**Provided passage:**
==*==

Garda Darach Kennedy, who had a nolle prosequi entered against him on the day his trial was due to begin, is currently the subject of disciplinary proceedings. He continues to serve at a station in Co Meath despite admitting during questioning he had downloaded sexual images of boys as young as eight. The Garda Press Office declined to comment on the matter, and refused to even confirm that Garda Kennedy was still a serving member.

"We do not comment on matters of internal discipline concerning named members of An Garda Siochana," a spokesman said. "We cannot comment on ongoing matters of discipline involving individuals. We are not in a position to confirm whether a person is still serving or not."

In December 2002, Garda Kennedy was interviewed by then Det Insp Dominic Hayes of the National Bureau of Criminal Investigation. He was asked whether he had ever accessed the internet to download pornography while on duty at Garda HQ and Garda Kennedy admitted that he had.

An investigation later concluded that Garda Kennedy had been accessing hardcore pornography over the course of three years on a computer in the purchasing support office of Garda HQ, where he worked.

==*==

**Material supplied:**
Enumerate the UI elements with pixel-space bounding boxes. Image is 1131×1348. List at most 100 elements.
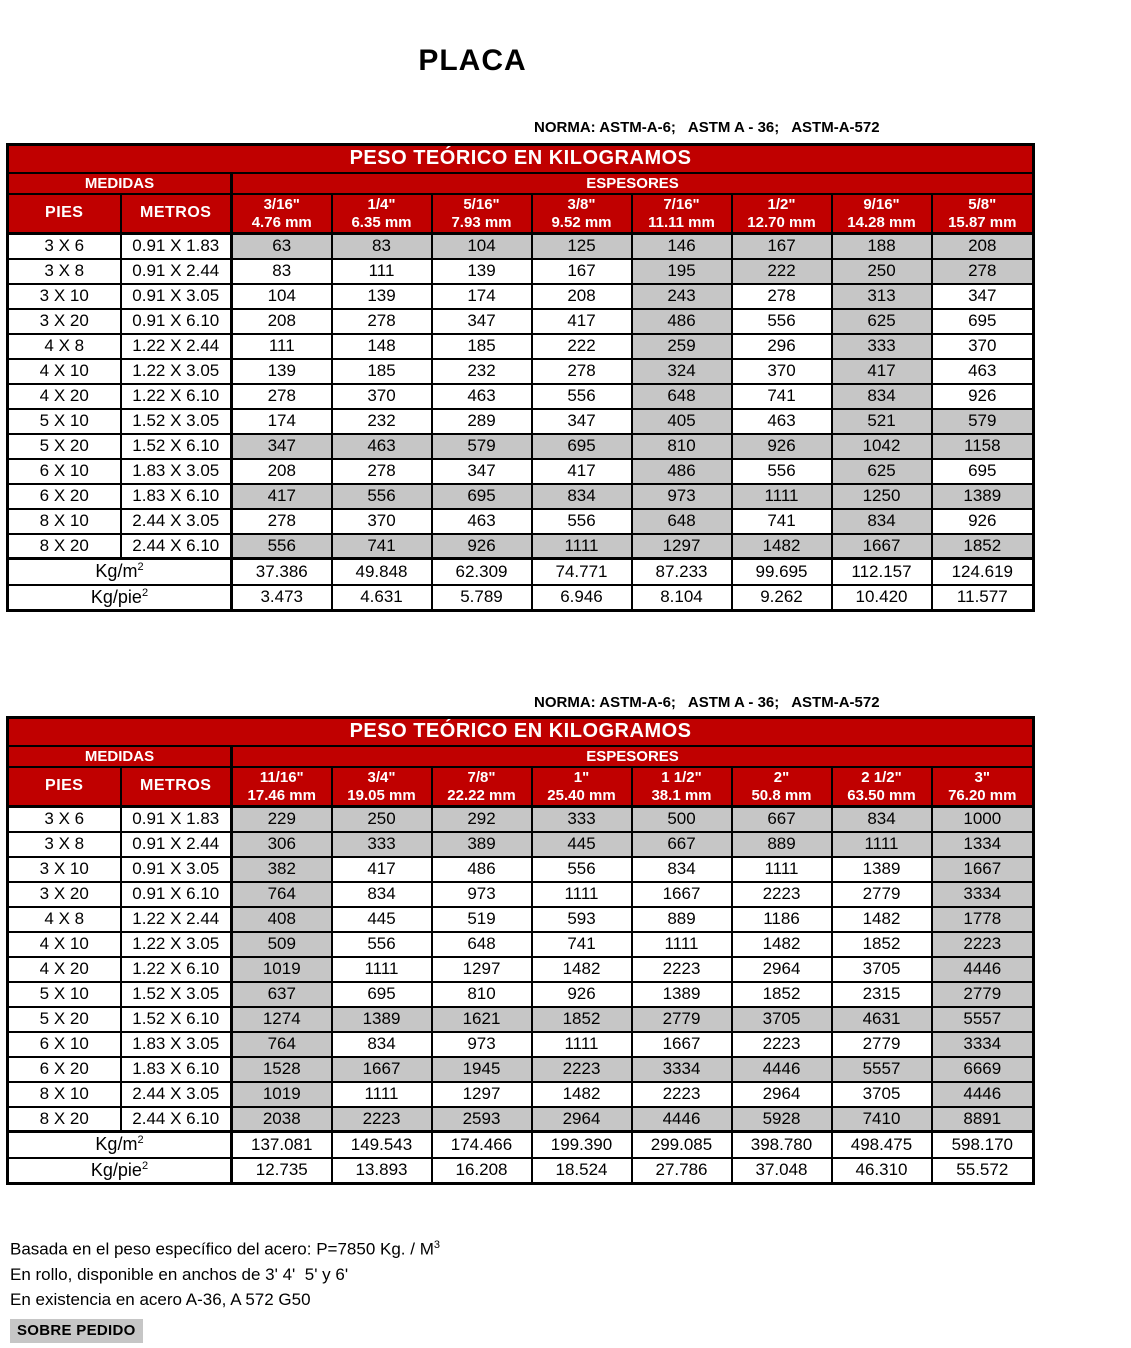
weight-value-cell: 333 xyxy=(330,830,432,857)
thickness-mm-label: 50.8 mm xyxy=(751,787,812,805)
weight-value-cell: 2223 xyxy=(730,1030,832,1057)
weight-value-cell: 278 xyxy=(930,257,1034,284)
weight-value-cell: 625 xyxy=(830,307,932,334)
weight-value-cell: 417 xyxy=(530,457,632,484)
weight-value-cell: 1852 xyxy=(930,532,1034,559)
weight-value-cell: 417 xyxy=(330,855,432,882)
weight-table-2-wrapper: PESO TEÓRICO EN KILOGRAMOS MEDIDAS ESPES… xyxy=(6,716,1036,1185)
weight-value-cell: 111 xyxy=(330,257,432,284)
weight-value-cell: 313 xyxy=(830,282,932,309)
weight-value-cell: 2593 xyxy=(430,1105,532,1132)
weight-value-cell: 1111 xyxy=(330,1080,432,1107)
weight-value-cell: 3334 xyxy=(630,1055,732,1082)
thickness-col-header: 1 1/2" 38.1 mm xyxy=(630,765,732,808)
metros-cell: 0.91 X 2.44 xyxy=(119,830,232,857)
weight-value-cell: 2964 xyxy=(530,1105,632,1132)
weight-value-cell: 278 xyxy=(730,282,832,309)
table-row: 3 X 10 0.91 X 3.05 382 417 486 556 834 1111 1389… xyxy=(6,855,1034,882)
weight-value-cell: 3705 xyxy=(830,955,932,982)
weight-value-cell: 741 xyxy=(330,532,432,559)
weight-value-cell: 5557 xyxy=(830,1055,932,1082)
weight-value-cell: 2779 xyxy=(830,1030,932,1057)
weight-value-cell: 278 xyxy=(230,507,332,534)
pies-cell: 8 X 10 xyxy=(6,507,121,534)
pies-cell: 3 X 20 xyxy=(6,307,121,334)
weight-value-cell: 695 xyxy=(930,457,1034,484)
thickness-col-header: 1" 25.40 mm xyxy=(530,765,632,808)
weight-value-cell: 2964 xyxy=(730,1080,832,1107)
kgpie2-label-text: Kg/pie xyxy=(90,1159,142,1180)
pies-cell: 8 X 20 xyxy=(6,1105,121,1132)
kgm2-value-cell: 87.233 xyxy=(630,557,732,585)
weight-value-cell: 1667 xyxy=(630,1030,732,1057)
weight-value-cell: 1852 xyxy=(730,980,832,1007)
weight-table-1-wrapper: PESO TEÓRICO EN KILOGRAMOS MEDIDAS ESPES… xyxy=(6,143,1036,612)
weight-value-cell: 4631 xyxy=(830,1005,932,1032)
kgpie2-value-cell: 37.048 xyxy=(730,1156,832,1184)
weight-value-cell: 278 xyxy=(330,457,432,484)
table-title: PESO TEÓRICO EN KILOGRAMOS xyxy=(6,717,1034,746)
weight-value-cell: 3705 xyxy=(830,1080,932,1107)
thickness-mm-label: 6.35 mm xyxy=(351,214,412,232)
weight-value-cell: 347 xyxy=(930,282,1034,309)
medidas-header: MEDIDAS xyxy=(6,744,232,767)
weight-value-cell: 834 xyxy=(330,880,432,907)
weight-value-cell: 2223 xyxy=(630,1080,732,1107)
table-row: 6 X 10 1.83 X 3.05 208 278 347 417 486 556 625 69… xyxy=(6,457,1034,484)
thickness-mm-label: 12.70 mm xyxy=(747,214,816,232)
kgm2-value-cell: 174.466 xyxy=(430,1130,532,1158)
kgpie2-value-cell: 18.524 xyxy=(530,1156,632,1184)
weight-value-cell: 695 xyxy=(430,482,532,509)
weight-value-cell: 417 xyxy=(230,482,332,509)
weight-value-cell: 243 xyxy=(630,282,732,309)
weight-value-cell: 486 xyxy=(430,855,532,882)
weight-value-cell: 1274 xyxy=(230,1005,332,1032)
weight-value-cell: 1111 xyxy=(730,855,832,882)
thickness-inches-label: 3" xyxy=(974,769,991,787)
weight-value-cell: 2315 xyxy=(830,980,932,1007)
norma-line-2: NORMA: ASTM-A-6; ASTM A - 36; ASTM-A-572 xyxy=(534,694,880,711)
kgm2-value-cell: 62.309 xyxy=(430,557,532,585)
weight-value-cell: 973 xyxy=(430,1030,532,1057)
kgm2-label-sup: 2 xyxy=(137,561,144,574)
weight-value-cell: 1389 xyxy=(930,482,1034,509)
weight-value-cell: 222 xyxy=(730,257,832,284)
weight-value-cell: 1852 xyxy=(830,930,932,957)
metros-cell: 1.22 X 3.05 xyxy=(119,930,232,957)
weight-value-cell: 208 xyxy=(230,307,332,334)
thickness-inches-label: 2 1/2" xyxy=(861,769,902,787)
kgpie2-value-cell: 27.786 xyxy=(630,1156,732,1184)
kgpie2-value-cell: 6.946 xyxy=(530,583,632,611)
kgm2-row: Kg/m2 37.386 49.848 62.309 74.771 87.233 99.69… xyxy=(6,557,1034,585)
weight-value-cell: 5557 xyxy=(930,1005,1034,1032)
kgpie2-value-cell: 46.310 xyxy=(830,1156,932,1184)
table-row: 3 X 6 0.91 X 1.83 229 250 292 333 500 667 834 100… xyxy=(6,805,1034,832)
weight-value-cell: 1667 xyxy=(630,880,732,907)
thickness-mm-label: 38.1 mm xyxy=(651,787,712,805)
thickness-mm-label: 63.50 mm xyxy=(847,787,916,805)
weight-value-cell: 289 xyxy=(430,407,532,434)
weight-value-cell: 926 xyxy=(930,382,1034,409)
pies-cell: 6 X 20 xyxy=(6,482,121,509)
espesores-header: ESPESORES xyxy=(229,171,1034,194)
thickness-mm-label: 19.05 mm xyxy=(347,787,416,805)
weight-value-cell: 2223 xyxy=(930,930,1034,957)
metros-cell: 1.52 X 3.05 xyxy=(119,407,232,434)
weight-value-cell: 556 xyxy=(530,507,632,534)
table-row: 8 X 20 2.44 X 6.10 2038 2223 2593 2964 4446 592… xyxy=(6,1105,1034,1132)
metros-cell: 1.52 X 3.05 xyxy=(119,980,232,1007)
weight-value-cell: 593 xyxy=(530,905,632,932)
weight-value-cell: 1482 xyxy=(730,532,832,559)
weight-value-cell: 556 xyxy=(330,930,432,957)
weight-value-cell: 926 xyxy=(430,532,532,559)
kgpie2-value-cell: 8.104 xyxy=(630,583,732,611)
weight-value-cell: 4446 xyxy=(730,1055,832,1082)
thickness-inches-label: 3/4" xyxy=(367,769,396,787)
thickness-mm-label: 11.11 mm xyxy=(648,214,715,232)
weight-value-cell: 926 xyxy=(530,980,632,1007)
thickness-inches-label: 7/8" xyxy=(467,769,496,787)
thickness-inches-label: 3/16" xyxy=(263,196,300,214)
weight-value-cell: 463 xyxy=(930,357,1034,384)
kgm2-row: Kg/m2 137.081 149.543 174.466 199.390 299.085… xyxy=(6,1130,1034,1158)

==*==

**Task:**
Write a continuation of the Garda Kennedy report, starting after its last sentence. The rows come from a different source than the Garda Kennedy report.

**Response to the exercise:**
In November 2002, staff at the office noticed the computer was running slow and a technological check discovered material from pornographic sites. Further investigation uncovered thousands of images in the computer's recycle bin as well as written stories involving paedophile activity. A full technical examination then took place.

In April 2003, gardaí submitted a file to the DPP and a month later Garda Kennedy was served with two summonses under the Child Trafficking and Pornography Act. Two days later, he was suspended from the force. An internal inquiry was also put in place but it was temporarily halted whilst criminal proceedings went ahead.

In February 2005, for reasons that have never been clarified, a nolle prosequi was entered by the state and Garda Kennedy returned to the force. Gardaí immediately reactivated their internal inquiry and it is understood that process is still underway more than four years later.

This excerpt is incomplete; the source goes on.